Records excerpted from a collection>
..........
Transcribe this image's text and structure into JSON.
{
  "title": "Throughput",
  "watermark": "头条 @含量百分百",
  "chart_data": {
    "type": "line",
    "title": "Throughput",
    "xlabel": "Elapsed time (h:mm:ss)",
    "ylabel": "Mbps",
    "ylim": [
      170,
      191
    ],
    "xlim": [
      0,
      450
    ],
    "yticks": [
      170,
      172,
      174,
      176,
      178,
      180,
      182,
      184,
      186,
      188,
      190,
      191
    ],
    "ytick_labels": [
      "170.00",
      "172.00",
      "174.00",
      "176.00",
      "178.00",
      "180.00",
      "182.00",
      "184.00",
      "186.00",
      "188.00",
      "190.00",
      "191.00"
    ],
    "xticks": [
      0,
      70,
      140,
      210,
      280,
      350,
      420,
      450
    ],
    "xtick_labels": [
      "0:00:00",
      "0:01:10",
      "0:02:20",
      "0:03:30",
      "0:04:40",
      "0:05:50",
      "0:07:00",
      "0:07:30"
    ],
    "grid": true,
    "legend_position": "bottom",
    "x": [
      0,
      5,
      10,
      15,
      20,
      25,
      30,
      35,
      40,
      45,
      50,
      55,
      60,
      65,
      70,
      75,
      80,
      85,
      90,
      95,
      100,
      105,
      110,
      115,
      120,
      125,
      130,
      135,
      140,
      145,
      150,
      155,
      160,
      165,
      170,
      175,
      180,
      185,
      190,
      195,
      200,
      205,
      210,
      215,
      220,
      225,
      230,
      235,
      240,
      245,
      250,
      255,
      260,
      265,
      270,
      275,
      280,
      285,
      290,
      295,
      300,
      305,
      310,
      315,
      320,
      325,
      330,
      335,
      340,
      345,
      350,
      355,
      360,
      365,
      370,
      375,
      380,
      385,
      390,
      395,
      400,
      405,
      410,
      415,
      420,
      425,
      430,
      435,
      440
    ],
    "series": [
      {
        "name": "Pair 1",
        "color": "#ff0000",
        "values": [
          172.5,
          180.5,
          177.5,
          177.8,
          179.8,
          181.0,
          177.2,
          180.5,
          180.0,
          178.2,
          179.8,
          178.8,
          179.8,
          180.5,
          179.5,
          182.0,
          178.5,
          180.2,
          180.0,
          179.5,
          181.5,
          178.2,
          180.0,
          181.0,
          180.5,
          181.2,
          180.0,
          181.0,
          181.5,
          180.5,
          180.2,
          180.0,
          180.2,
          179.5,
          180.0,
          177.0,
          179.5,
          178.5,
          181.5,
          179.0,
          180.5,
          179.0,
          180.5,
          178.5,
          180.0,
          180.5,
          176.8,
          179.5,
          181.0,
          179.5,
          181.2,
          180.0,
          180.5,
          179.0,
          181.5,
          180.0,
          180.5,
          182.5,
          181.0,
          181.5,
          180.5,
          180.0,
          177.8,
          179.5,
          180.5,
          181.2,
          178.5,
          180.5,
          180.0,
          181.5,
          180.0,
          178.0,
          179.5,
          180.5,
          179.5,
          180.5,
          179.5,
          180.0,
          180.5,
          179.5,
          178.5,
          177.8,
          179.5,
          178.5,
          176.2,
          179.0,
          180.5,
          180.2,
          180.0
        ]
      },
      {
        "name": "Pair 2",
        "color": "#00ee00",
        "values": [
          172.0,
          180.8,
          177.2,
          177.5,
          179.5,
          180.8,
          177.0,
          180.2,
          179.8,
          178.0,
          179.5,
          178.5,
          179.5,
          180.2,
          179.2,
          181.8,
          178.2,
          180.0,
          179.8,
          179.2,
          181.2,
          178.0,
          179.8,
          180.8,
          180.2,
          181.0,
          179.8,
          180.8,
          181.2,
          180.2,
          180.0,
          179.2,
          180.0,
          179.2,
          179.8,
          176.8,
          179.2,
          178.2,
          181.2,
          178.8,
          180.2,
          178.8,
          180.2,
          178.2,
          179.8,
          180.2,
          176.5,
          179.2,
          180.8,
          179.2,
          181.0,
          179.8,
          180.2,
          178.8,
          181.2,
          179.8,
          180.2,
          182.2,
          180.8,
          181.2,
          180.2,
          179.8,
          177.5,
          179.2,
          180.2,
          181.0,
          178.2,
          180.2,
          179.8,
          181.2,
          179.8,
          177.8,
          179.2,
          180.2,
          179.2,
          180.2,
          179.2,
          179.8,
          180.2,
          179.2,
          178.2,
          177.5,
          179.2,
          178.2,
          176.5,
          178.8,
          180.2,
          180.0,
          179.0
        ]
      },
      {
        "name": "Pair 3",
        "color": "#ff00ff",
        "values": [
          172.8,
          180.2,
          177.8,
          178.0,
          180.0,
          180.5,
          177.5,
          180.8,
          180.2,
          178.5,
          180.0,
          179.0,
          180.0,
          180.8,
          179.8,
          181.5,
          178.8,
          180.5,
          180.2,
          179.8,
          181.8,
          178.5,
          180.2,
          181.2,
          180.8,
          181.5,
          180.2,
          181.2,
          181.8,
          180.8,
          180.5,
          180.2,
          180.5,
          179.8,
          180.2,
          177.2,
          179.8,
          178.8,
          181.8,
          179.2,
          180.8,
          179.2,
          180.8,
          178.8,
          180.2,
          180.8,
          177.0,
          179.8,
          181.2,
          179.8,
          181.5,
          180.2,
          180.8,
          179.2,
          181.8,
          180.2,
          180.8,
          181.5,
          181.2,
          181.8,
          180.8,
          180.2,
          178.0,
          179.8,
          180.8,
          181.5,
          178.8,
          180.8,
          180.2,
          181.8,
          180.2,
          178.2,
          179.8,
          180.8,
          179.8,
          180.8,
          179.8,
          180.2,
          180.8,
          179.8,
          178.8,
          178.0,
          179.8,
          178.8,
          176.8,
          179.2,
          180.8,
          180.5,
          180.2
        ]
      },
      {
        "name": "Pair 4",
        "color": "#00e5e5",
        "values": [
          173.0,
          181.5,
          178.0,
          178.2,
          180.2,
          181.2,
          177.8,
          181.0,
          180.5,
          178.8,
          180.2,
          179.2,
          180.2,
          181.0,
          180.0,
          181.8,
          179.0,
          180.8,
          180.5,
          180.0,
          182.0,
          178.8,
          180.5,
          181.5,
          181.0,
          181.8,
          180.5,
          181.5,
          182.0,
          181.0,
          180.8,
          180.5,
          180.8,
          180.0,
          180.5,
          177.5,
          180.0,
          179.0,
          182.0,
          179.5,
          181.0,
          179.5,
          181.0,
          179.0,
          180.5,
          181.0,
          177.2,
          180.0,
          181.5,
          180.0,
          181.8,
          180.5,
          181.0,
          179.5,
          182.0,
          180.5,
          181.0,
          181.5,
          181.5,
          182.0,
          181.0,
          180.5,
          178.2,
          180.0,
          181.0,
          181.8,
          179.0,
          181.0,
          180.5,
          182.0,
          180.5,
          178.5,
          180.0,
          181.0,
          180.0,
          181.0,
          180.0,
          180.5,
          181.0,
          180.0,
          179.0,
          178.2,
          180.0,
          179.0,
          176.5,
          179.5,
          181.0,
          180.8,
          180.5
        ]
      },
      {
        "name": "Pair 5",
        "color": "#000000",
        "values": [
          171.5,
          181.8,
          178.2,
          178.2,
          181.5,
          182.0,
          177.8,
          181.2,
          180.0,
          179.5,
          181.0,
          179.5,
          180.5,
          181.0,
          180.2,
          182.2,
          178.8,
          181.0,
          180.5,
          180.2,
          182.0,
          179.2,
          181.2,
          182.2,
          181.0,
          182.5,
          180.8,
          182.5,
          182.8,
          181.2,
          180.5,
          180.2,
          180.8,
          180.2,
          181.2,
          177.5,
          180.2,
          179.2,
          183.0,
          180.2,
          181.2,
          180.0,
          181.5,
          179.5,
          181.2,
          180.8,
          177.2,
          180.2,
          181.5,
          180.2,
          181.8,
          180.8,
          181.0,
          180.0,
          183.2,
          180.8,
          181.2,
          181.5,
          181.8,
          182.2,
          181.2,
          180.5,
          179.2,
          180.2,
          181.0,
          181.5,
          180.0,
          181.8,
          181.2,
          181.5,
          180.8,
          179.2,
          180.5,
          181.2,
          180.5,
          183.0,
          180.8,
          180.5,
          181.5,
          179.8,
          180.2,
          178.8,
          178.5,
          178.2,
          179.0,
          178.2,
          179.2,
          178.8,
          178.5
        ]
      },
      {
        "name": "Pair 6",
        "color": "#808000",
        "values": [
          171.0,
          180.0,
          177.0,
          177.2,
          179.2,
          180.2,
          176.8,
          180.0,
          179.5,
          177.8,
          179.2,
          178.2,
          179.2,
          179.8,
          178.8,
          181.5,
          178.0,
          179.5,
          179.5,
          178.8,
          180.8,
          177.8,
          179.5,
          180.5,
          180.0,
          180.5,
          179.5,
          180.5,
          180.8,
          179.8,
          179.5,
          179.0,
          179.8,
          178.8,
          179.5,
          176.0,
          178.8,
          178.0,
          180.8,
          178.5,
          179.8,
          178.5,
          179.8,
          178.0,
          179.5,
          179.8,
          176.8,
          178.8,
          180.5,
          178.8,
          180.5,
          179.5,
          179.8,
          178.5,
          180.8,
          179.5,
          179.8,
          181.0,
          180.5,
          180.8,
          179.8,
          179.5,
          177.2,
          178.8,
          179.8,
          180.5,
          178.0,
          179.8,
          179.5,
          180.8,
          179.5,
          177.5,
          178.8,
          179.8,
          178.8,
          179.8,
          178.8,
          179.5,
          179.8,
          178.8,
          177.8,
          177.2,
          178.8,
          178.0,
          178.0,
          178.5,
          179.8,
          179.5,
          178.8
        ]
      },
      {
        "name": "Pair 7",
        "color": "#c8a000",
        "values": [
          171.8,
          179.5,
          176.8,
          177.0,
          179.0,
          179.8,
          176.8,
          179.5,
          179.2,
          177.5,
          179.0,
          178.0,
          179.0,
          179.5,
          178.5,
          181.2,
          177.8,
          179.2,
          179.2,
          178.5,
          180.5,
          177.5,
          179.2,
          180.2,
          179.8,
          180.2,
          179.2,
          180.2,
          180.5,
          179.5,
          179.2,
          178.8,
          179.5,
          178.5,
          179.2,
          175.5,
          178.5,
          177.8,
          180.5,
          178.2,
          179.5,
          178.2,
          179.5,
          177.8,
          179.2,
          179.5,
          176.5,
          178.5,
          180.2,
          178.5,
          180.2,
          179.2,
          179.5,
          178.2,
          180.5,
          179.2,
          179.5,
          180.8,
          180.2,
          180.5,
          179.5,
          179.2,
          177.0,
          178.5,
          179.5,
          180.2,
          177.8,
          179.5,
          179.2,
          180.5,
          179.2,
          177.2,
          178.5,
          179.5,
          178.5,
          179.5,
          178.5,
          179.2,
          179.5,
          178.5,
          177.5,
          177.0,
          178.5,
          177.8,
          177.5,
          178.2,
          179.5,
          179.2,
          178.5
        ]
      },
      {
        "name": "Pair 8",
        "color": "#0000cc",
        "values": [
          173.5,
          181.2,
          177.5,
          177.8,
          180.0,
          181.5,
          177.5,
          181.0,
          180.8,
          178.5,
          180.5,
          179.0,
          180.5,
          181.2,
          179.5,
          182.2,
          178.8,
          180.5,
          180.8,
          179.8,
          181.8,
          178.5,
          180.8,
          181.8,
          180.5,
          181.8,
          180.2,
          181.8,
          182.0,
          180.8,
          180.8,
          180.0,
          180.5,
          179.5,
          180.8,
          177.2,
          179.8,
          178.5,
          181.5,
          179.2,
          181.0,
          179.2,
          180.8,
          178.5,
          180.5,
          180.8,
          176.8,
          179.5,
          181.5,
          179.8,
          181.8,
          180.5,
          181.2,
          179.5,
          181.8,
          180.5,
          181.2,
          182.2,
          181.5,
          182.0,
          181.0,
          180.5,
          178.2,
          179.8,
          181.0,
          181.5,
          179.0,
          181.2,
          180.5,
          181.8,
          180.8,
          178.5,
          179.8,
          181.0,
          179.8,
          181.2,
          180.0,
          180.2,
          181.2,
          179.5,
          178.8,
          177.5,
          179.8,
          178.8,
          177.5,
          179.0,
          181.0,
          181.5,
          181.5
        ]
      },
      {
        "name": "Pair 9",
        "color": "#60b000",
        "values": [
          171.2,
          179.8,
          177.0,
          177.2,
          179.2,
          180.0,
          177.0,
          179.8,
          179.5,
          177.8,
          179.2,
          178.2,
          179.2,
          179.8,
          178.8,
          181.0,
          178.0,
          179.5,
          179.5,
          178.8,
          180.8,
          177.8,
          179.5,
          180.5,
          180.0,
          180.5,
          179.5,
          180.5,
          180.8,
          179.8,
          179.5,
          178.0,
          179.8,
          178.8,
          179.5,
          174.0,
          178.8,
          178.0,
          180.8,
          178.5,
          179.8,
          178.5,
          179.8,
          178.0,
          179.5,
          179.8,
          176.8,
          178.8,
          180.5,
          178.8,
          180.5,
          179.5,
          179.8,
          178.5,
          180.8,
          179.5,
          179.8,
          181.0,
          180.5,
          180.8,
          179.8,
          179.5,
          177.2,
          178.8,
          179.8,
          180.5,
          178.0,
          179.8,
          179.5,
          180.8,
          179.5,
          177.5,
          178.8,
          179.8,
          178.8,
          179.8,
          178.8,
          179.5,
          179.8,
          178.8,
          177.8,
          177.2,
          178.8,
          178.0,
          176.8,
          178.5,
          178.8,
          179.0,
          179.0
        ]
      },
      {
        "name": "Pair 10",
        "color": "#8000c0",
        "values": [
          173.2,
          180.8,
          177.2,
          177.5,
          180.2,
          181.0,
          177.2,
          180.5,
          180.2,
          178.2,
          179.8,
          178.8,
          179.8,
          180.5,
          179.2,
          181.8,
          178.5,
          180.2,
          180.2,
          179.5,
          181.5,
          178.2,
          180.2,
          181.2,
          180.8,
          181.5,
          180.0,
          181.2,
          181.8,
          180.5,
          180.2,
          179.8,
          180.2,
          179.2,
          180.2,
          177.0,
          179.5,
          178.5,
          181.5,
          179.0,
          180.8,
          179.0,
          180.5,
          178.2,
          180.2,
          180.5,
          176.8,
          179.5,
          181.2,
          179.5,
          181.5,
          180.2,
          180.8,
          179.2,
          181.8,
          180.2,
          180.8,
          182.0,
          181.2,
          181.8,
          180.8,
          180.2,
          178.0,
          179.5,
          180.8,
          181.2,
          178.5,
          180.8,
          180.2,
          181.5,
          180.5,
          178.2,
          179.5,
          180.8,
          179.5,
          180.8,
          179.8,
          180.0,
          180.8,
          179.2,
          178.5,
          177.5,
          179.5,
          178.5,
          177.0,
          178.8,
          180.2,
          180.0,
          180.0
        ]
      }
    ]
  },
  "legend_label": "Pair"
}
..........
What the task requires>
Copy each line of the listing that contains the string "title".

Exercise result>
  "title": "Throughput",
    "title": "Throughput",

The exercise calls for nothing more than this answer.